WHAT THE EXERCISE ASKS
Check each line of the data for "dorma" and select those that have it.

-- START DATA PROVIDED --

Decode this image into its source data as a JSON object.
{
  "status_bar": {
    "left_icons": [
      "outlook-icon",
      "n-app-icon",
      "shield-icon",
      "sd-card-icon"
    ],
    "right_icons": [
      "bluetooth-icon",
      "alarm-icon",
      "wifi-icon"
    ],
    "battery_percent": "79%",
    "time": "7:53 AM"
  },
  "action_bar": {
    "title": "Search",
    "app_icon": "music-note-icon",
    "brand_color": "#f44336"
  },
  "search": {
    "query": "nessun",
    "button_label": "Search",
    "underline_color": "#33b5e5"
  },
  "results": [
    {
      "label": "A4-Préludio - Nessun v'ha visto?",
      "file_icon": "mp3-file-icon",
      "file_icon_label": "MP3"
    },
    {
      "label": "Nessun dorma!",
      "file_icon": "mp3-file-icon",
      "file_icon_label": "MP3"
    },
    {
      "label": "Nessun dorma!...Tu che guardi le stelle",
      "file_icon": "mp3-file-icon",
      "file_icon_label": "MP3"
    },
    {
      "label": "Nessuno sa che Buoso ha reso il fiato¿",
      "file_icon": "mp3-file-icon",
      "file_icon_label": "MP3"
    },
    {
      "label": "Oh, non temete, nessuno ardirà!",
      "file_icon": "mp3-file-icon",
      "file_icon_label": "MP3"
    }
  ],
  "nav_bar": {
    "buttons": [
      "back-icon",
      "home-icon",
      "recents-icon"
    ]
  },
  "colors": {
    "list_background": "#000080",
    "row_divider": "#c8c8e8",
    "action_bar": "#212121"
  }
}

-- END DATA PROVIDED --

RESPONSE TO THE EXERCISE
      "label": "Nessun dorma!",
      "label": "Nessun dorma!...Tu che guardi le stelle",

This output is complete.